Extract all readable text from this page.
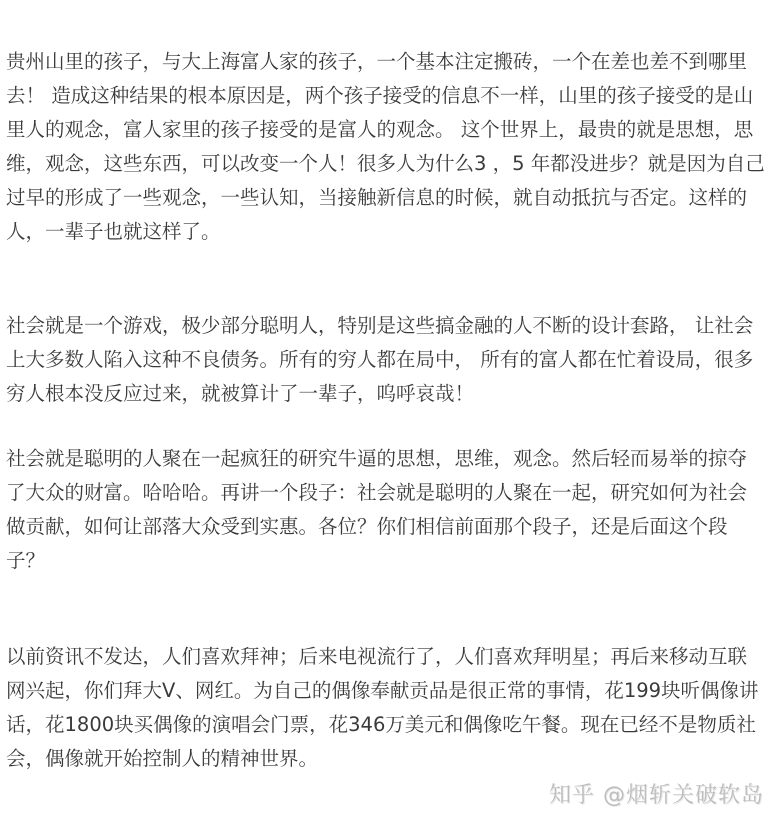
贵州山里的孩子，与大上海富人家的孩子，一个基本注定搬砖，一个在差也差不到哪里
去！ 造成这种结果的根本原因是，两个孩子接受的信息不一样，山里的孩子接受的是山
里人的观念，富人家里的孩子接受的是富人的观念。 这个世界上，最贵的就是思想，思
维，观念，这些东西，可以改变一个人！很多人为什么3 ，5 年都没进步？就是因为自己
过早的形成了一些观念，一些认知，当接触新信息的时候，就自动抵抗与否定。这样的
人，一辈子也就这样了。
社会就是一个游戏，极少部分聪明人，特别是这些搞金融的人不断的设计套路， 让社会
上大多数人陷入这种不良债务。所有的穷人都在局中， 所有的富人都在忙着设局，很多
穷人根本没反应过来，就被算计了一辈子，呜呼哀哉！
社会就是聪明的人聚在一起疯狂的研究牛逼的思想，思维，观念。然后轻而易举的掠夺
了大众的财富。哈哈哈。再讲一个段子：社会就是聪明的人聚在一起，研究如何为社会
做贡献，如何让部落大众受到实惠。各位？你们相信前面那个段子，还是后面这个段
子？
以前资讯不发达，人们喜欢拜神；后来电视流行了，人们喜欢拜明星；再后来移动互联
网兴起，你们拜大V、网红。为自己的偶像奉献贡品是很正常的事情，花199块听偶像讲
话，花1800块买偶像的演唱会门票，花346万美元和偶像吃午餐。现在已经不是物质社
会，偶像就开始控制人的精神世界。
知乎 @烟斩关破软岛
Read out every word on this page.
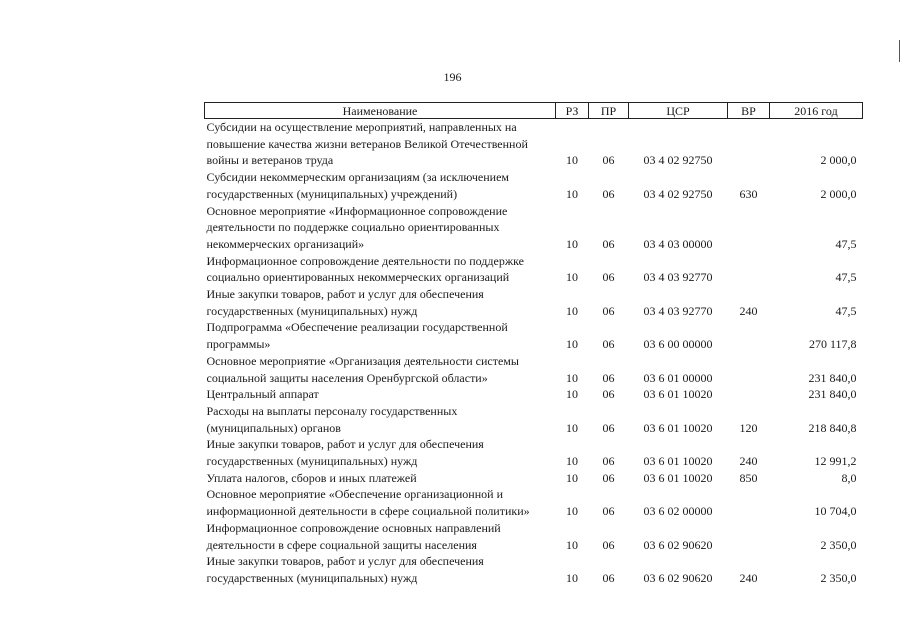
196
Наименование	РЗ	ПР	ЦСР	ВР	2016 год

Субсидии на осуществление мероприятий, направленных на
повышение качества жизни ветеранов Великой Отечественной
войны и ветеранов труда	10	06	03 4 02 92750		2 000,0

Субсидии некоммерческим организациям (за исключением
государственных (муниципальных) учреждений)	10	06	03 4 02 92750	630	2 000,0

Основное мероприятие «Информационное сопровождение
деятельности по поддержке социально ориентированных
некоммерческих организаций»	10	06	03 4 03 00000		47,5

Информационное сопровождение деятельности по поддержке
социально ориентированных некоммерческих организаций	10	06	03 4 03 92770		47,5

Иные закупки товаров, работ и услуг для обеспечения
государственных (муниципальных) нужд	10	06	03 4 03 92770	240	47,5

Подпрограмма «Обеспечение реализации государственной
программы»	10	06	03 6 00 00000		270 117,8

Основное мероприятие «Организация деятельности системы
социальной защиты населения Оренбургской области»	10	06	03 6 01 00000		231 840,0

Центральный аппарат	10	06	03 6 01 10020		231 840,0

Расходы на выплаты персоналу государственных
(муниципальных) органов	10	06	03 6 01 10020	120	218 840,8

Иные закупки товаров, работ и услуг для обеспечения
государственных (муниципальных) нужд	10	06	03 6 01 10020	240	12 991,2

Уплата налогов, сборов и иных платежей	10	06	03 6 01 10020	850	8,0

Основное мероприятие «Обеспечение организационной и
информационной деятельности в сфере социальной политики»	10	06	03 6 02 00000		10 704,0

Информационное сопровождение основных направлений
деятельности в сфере социальной защиты населения	10	06	03 6 02 90620		2 350,0

Иные закупки товаров, работ и услуг для обеспечения
государственных (муниципальных) нужд	10	06	03 6 02 90620	240	2 350,0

+ + + + + + +

_Instructions for the task_. From the data above, copy out every line with the string "государственных" in it.

_Final result_.
государственных (муниципальных) учреждений)	10	06	03 4 02 92750	630	2 000,0
государственных (муниципальных) нужд	10	06	03 4 03 92770	240	47,5
Расходы на выплаты персоналу государственных
государственных (муниципальных) нужд	10	06	03 6 01 10020	240	12 991,2
государственных (муниципальных) нужд	10	06	03 6 02 90620	240	2 350,0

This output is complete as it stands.